=== Fragmento de página ===

A Salinas en busca de mangós llamados cubanos; al pueblito del Carmen, en la
carretera 15, en busca de mangós sin gentilicio. En una ocasión visitamos el sector de Las
Mareas, en Salinas, uno de los barrios comunicados por la PR 3. En Las Mareas había colonias azucareras que suplían al
coloso de la central. Algunos habitantes buscaban sustento en el mar, en las
faenas de la pesca, durante el invernazo.
En la región
se dice invernazo por decir tiempo muerto, los seis meses sin trabajo para los
picadores que seguían a la zafra. La hermosa palabra, que combina la noción
extraña de un invierno tropical con el aumentativo doblado en dos vocales
fuertes que la zeta reduce lijándoles las asperezas, es, parece, un
puertorriqueñismo o dominicanismo. En los seis meses del invernazo la central
no pagaba ni para el café que enardecía músculos en la siembra, el abono y la
tala de caña, pero no se habían olvidado las destrezas de algunos abuelos que
se hacían a la mar, en el tiempo muerto, ni el deseo de saber lo que la mar
traía. Y por ahí llegaban los peces de nombres creados por algún poeta:
colirrubias, pargos, jareas. También llegaban las historias de terror de los
naufragios, los cuentos de la gente que como todos los ancestros, llegaron de
otros países. En esa costa nadie era, desde el principio, de aquí. Esa costa es
la más joven del mundo.
No sé cuándo
mis abuelos y mis padres adquirieron el apetito de comer langostas. En casa se comían bacalao seco, arroz con
calamares de lata, las tripitas pequeñas fritas llamadas cuchifritos, patas de
cerdo. Eso en los días mejores, cuando no nos salvaba el arroz blanco con las
sardinas en salsa de las mesas de las mujeres cuyos hombres estaban en Corea,
cuyos hermanos y primos emigraban del campo a los arrabales o a las
urbanizaciones o a Chicago y de allá mandaban algunos pesos. O las “raciones” que le sobraban a papi de
los ejercicios o maniobras militares. Mantequilla decente y jalea en latas del
color verde olivo que coincidía con el de los uniformes de camuflaje.
Las langostas
de la isla no son como las de Maine. Son, quizás, langostinos gigantes. El caso
es que mi abuelo las compraba a buen precio. Las echaban en un saco de estopa,
y luego pasaban a la olla en el monstruoso acto que implica ejecutar una
langosta. David Foster Wallace escribió sobre la crueldad de ese acto. La
última vez que lo hice me curé de ese acto de violencia injustificable. Pero entonces a mi hermana y a mí las
langostas nos fascinaban, con sus carapachos espinosos, que cuando se
desprendían de la carne eran el doble invertido de la forma exterior, una
superficie blanca, porosa, que tenía la cualidad gestora de los moldes, los
mismos moldes que nos habían regalado en alguna navidad para que hiciéramos
figuritas de yeso. Sus antenas de cucaracha eran menos atractivas. Nunca
cuestionamos los asesinatos, la crueldad de las ollas. Éramos ya un poco más
que sobrevivientes. Comíamos langostas, y algún juey con corales, es decir con
descendencia; nos comíamos a los hijos del cangrejo.

===

• [Instrucciones de tareas]:
**a.** Convierte en una lista breve el párrafo del fragmento que empieza con «No sé cuándo», sin perder sus datos principales.
**b.** Contesta con datos del fragmento:
(i) ¿Qué carretera comunica el sector de Las Mareas?
(ii) ¿Cuántos meses dura el invernazo?
(iii) ¿Quién escribió sobre la crueldad de ejecutar una langosta?
Los ítems no intervienen en nada de esto.

=== Ítems listados ===

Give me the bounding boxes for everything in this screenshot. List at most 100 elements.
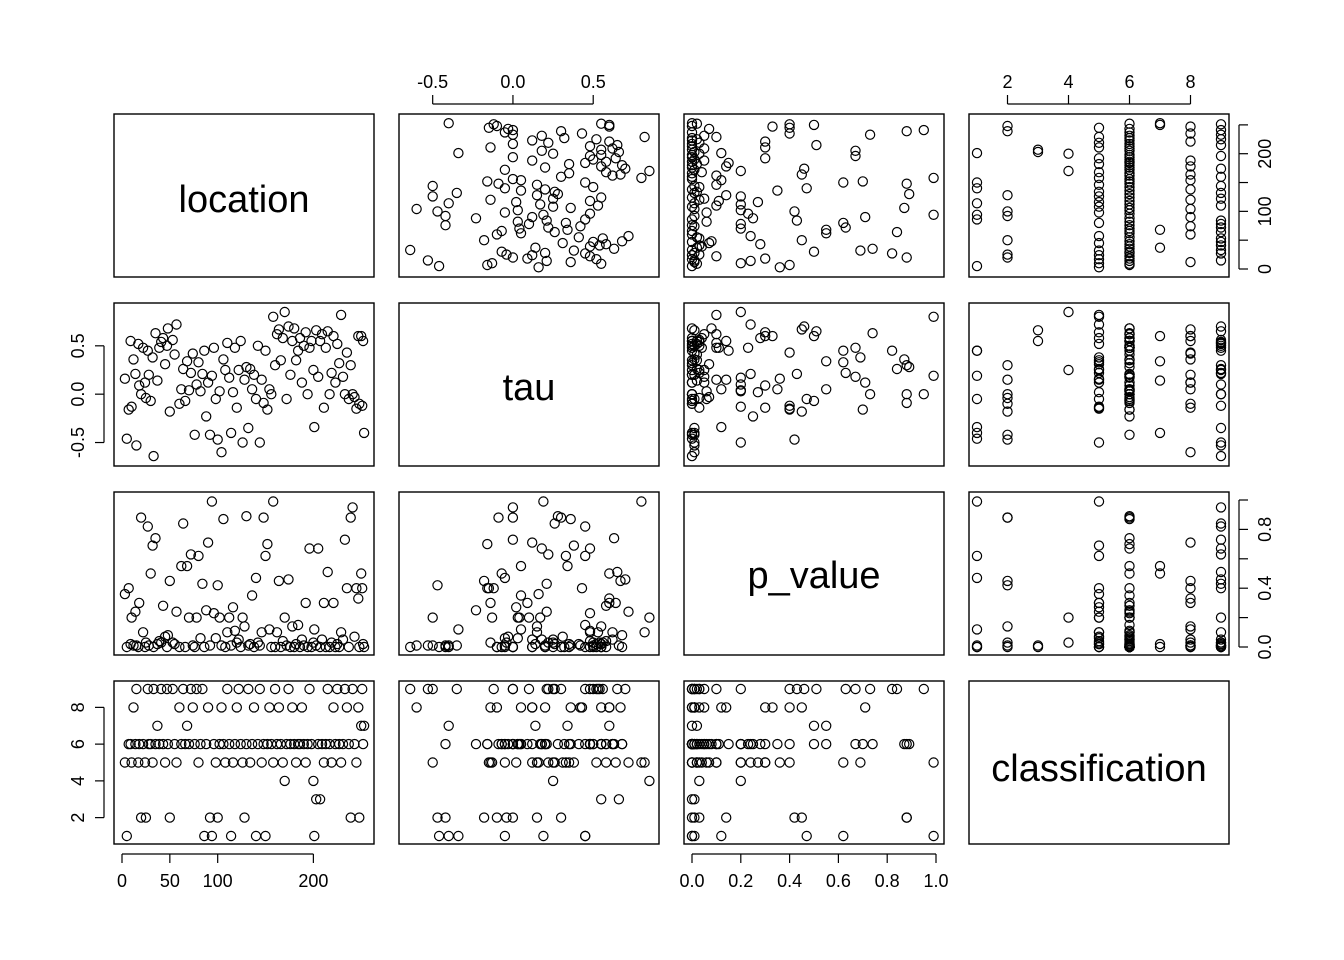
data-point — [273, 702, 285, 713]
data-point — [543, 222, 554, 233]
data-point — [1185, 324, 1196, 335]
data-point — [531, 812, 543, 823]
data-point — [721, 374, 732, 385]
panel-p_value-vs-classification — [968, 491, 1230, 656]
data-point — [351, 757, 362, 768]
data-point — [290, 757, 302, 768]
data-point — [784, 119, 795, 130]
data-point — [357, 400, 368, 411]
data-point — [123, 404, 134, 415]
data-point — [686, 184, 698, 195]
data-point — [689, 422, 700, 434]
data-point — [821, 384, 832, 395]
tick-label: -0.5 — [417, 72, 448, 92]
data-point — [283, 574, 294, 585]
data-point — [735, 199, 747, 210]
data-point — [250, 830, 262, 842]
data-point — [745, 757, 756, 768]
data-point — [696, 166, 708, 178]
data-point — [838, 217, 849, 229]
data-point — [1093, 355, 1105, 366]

===

• [Respuestas]:
**a.**
- No se sabe cuándo los abuelos y los padres tomaron el gusto por comer langostas.
- En los días mejores, en casa se comía bacalao seco, arroz con calamares de lata, cuchifritos (tripitas pequeñas fritas) y patas de cerdo.
- Otros días los salvaba el arroz blanco con sardinas en salsa de las mesas de mujeres cuyos hombres estaban en Corea. Los hermanos y primos de esas mujeres emigraban del campo a los arrabales, a las urbanizaciones o a Chicago y desde allá mandaban algunos pesos.
- También estaban las «raciones» que le sobraban a papi de los ejercicios o maniobras militares. Eran mantequilla y jalea en latas verde olivo, del mismo color que los uniformes de camuflaje.

**b.**
(i) La PR 3.
(ii) Seis meses.
(iii) David Foster Wallace.